§ **EXERCISE PROMPT**:
Your task is to give the listing below back word for word, pictures excluded.

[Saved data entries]

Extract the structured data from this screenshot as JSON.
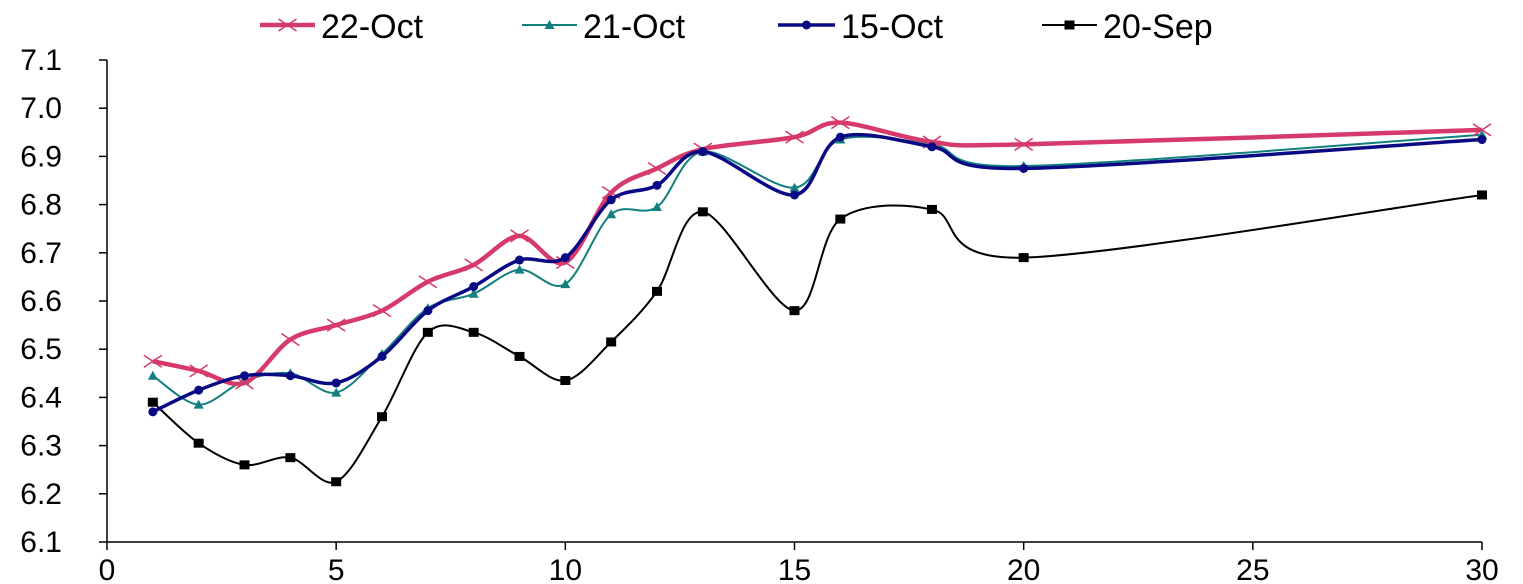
{
  "chart_data": {
    "type": "line",
    "title": "",
    "xlabel": "",
    "ylabel": "",
    "xlim": [
      0,
      30
    ],
    "ylim": [
      6.1,
      7.1
    ],
    "x_ticks": [
      0,
      5,
      10,
      15,
      20,
      25,
      30
    ],
    "x_tick_labels": [
      "0",
      "5",
      "10",
      "15",
      "20",
      "25",
      "30"
    ],
    "y_ticks": [
      6.1,
      6.2,
      6.3,
      6.4,
      6.5,
      6.6,
      6.7,
      6.8,
      6.9,
      7.0,
      7.1
    ],
    "y_tick_labels": [
      "6.1",
      "6.2",
      "6.3",
      "6.4",
      "6.5",
      "6.6",
      "6.7",
      "6.8",
      "6.9",
      "7.0",
      "7.1"
    ],
    "grid": false,
    "legend_position": "top",
    "series": [
      {
        "name": "22-Oct",
        "color": "#d63a6a",
        "marker": "x",
        "points": [
          [
            1,
            6.475
          ],
          [
            2,
            6.455
          ],
          [
            3,
            6.43
          ],
          [
            4,
            6.52
          ],
          [
            5,
            6.55
          ],
          [
            6,
            6.58
          ],
          [
            7,
            6.64
          ],
          [
            8,
            6.675
          ],
          [
            9,
            6.735
          ],
          [
            10,
            6.68
          ],
          [
            11,
            6.825
          ],
          [
            12,
            6.875
          ],
          [
            13,
            6.915
          ],
          [
            15,
            6.94
          ],
          [
            16,
            6.97
          ],
          [
            18,
            6.93
          ],
          [
            20,
            6.925
          ],
          [
            30,
            6.955
          ]
        ]
      },
      {
        "name": "21-Oct",
        "color": "#138080",
        "marker": "triangle",
        "points": [
          [
            1,
            6.445
          ],
          [
            2,
            6.385
          ],
          [
            3,
            6.435
          ],
          [
            4,
            6.45
          ],
          [
            5,
            6.41
          ],
          [
            6,
            6.49
          ],
          [
            7,
            6.585
          ],
          [
            8,
            6.615
          ],
          [
            9,
            6.665
          ],
          [
            10,
            6.635
          ],
          [
            11,
            6.78
          ],
          [
            12,
            6.795
          ],
          [
            13,
            6.91
          ],
          [
            15,
            6.835
          ],
          [
            16,
            6.935
          ],
          [
            18,
            6.925
          ],
          [
            20,
            6.88
          ],
          [
            30,
            6.945
          ]
        ]
      },
      {
        "name": "15-Oct",
        "color": "#0a0a85",
        "marker": "circle",
        "points": [
          [
            1,
            6.37
          ],
          [
            2,
            6.415
          ],
          [
            3,
            6.445
          ],
          [
            4,
            6.445
          ],
          [
            5,
            6.43
          ],
          [
            6,
            6.485
          ],
          [
            7,
            6.58
          ],
          [
            8,
            6.63
          ],
          [
            9,
            6.685
          ],
          [
            10,
            6.69
          ],
          [
            11,
            6.81
          ],
          [
            12,
            6.84
          ],
          [
            13,
            6.91
          ],
          [
            15,
            6.82
          ],
          [
            16,
            6.94
          ],
          [
            18,
            6.92
          ],
          [
            20,
            6.875
          ],
          [
            30,
            6.935
          ]
        ]
      },
      {
        "name": "20-Sep",
        "color": "#000000",
        "marker": "square",
        "points": [
          [
            1,
            6.39
          ],
          [
            2,
            6.305
          ],
          [
            3,
            6.26
          ],
          [
            4,
            6.275
          ],
          [
            5,
            6.225
          ],
          [
            6,
            6.36
          ],
          [
            7,
            6.535
          ],
          [
            8,
            6.535
          ],
          [
            9,
            6.485
          ],
          [
            10,
            6.435
          ],
          [
            11,
            6.515
          ],
          [
            12,
            6.62
          ],
          [
            13,
            6.785
          ],
          [
            15,
            6.58
          ],
          [
            16,
            6.77
          ],
          [
            18,
            6.79
          ],
          [
            20,
            6.69
          ],
          [
            30,
            6.82
          ]
        ]
      }
    ]
  }
}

§ **WORKED ANSWER**:
Extract the structured data from this screenshot as JSON.
{
  "chart_data": {
    "type": "line",
    "title": "",
    "xlabel": "",
    "ylabel": "",
    "xlim": [
      0,
      30
    ],
    "ylim": [
      6.1,
      7.1
    ],
    "x_ticks": [
      0,
      5,
      10,
      15,
      20,
      25,
      30
    ],
    "x_tick_labels": [
      "0",
      "5",
      "10",
      "15",
      "20",
      "25",
      "30"
    ],
    "y_ticks": [
      6.1,
      6.2,
      6.3,
      6.4,
      6.5,
      6.6,
      6.7,
      6.8,
      6.9,
      7.0,
      7.1
    ],
    "y_tick_labels": [
      "6.1",
      "6.2",
      "6.3",
      "6.4",
      "6.5",
      "6.6",
      "6.7",
      "6.8",
      "6.9",
      "7.0",
      "7.1"
    ],
    "grid": false,
    "legend_position": "top",
    "series": [
      {
        "name": "22-Oct",
        "color": "#d63a6a",
        "marker": "x",
        "points": [
          [
            1,
            6.475
          ],
          [
            2,
            6.455
          ],
          [
            3,
            6.43
          ],
          [
            4,
            6.52
          ],
          [
            5,
            6.55
          ],
          [
            6,
            6.58
          ],
          [
            7,
            6.64
          ],
          [
            8,
            6.675
          ],
          [
            9,
            6.735
          ],
          [
            10,
            6.68
          ],
          [
            11,
            6.825
          ],
          [
            12,
            6.875
          ],
          [
            13,
            6.915
          ],
          [
            15,
            6.94
          ],
          [
            16,
            6.97
          ],
          [
            18,
            6.93
          ],
          [
            20,
            6.925
          ],
          [
            30,
            6.955
          ]
        ]
      },
      {
        "name": "21-Oct",
        "color": "#138080",
        "marker": "triangle",
        "points": [
          [
            1,
            6.445
          ],
          [
            2,
            6.385
          ],
          [
            3,
            6.435
          ],
          [
            4,
            6.45
          ],
          [
            5,
            6.41
          ],
          [
            6,
            6.49
          ],
          [
            7,
            6.585
          ],
          [
            8,
            6.615
          ],
          [
            9,
            6.665
          ],
          [
            10,
            6.635
          ],
          [
            11,
            6.78
          ],
          [
            12,
            6.795
          ],
          [
            13,
            6.91
          ],
          [
            15,
            6.835
          ],
          [
            16,
            6.935
          ],
          [
            18,
            6.925
          ],
          [
            20,
            6.88
          ],
          [
            30,
            6.945
          ]
        ]
      },
      {
        "name": "15-Oct",
        "color": "#0a0a85",
        "marker": "circle",
        "points": [
          [
            1,
            6.37
          ],
          [
            2,
            6.415
          ],
          [
            3,
            6.445
          ],
          [
            4,
            6.445
          ],
          [
            5,
            6.43
          ],
          [
            6,
            6.485
          ],
          [
            7,
            6.58
          ],
          [
            8,
            6.63
          ],
          [
            9,
            6.685
          ],
          [
            10,
            6.69
          ],
          [
            11,
            6.81
          ],
          [
            12,
            6.84
          ],
          [
            13,
            6.91
          ],
          [
            15,
            6.82
          ],
          [
            16,
            6.94
          ],
          [
            18,
            6.92
          ],
          [
            20,
            6.875
          ],
          [
            30,
            6.935
          ]
        ]
      },
      {
        "name": "20-Sep",
        "color": "#000000",
        "marker": "square",
        "points": [
          [
            1,
            6.39
          ],
          [
            2,
            6.305
          ],
          [
            3,
            6.26
          ],
          [
            4,
            6.275
          ],
          [
            5,
            6.225
          ],
          [
            6,
            6.36
          ],
          [
            7,
            6.535
          ],
          [
            8,
            6.535
          ],
          [
            9,
            6.485
          ],
          [
            10,
            6.435
          ],
          [
            11,
            6.515
          ],
          [
            12,
            6.62
          ],
          [
            13,
            6.785
          ],
          [
            15,
            6.58
          ],
          [
            16,
            6.77
          ],
          [
            18,
            6.79
          ],
          [
            20,
            6.69
          ],
          [
            30,
            6.82
          ]
        ]
      }
    ]
  }
}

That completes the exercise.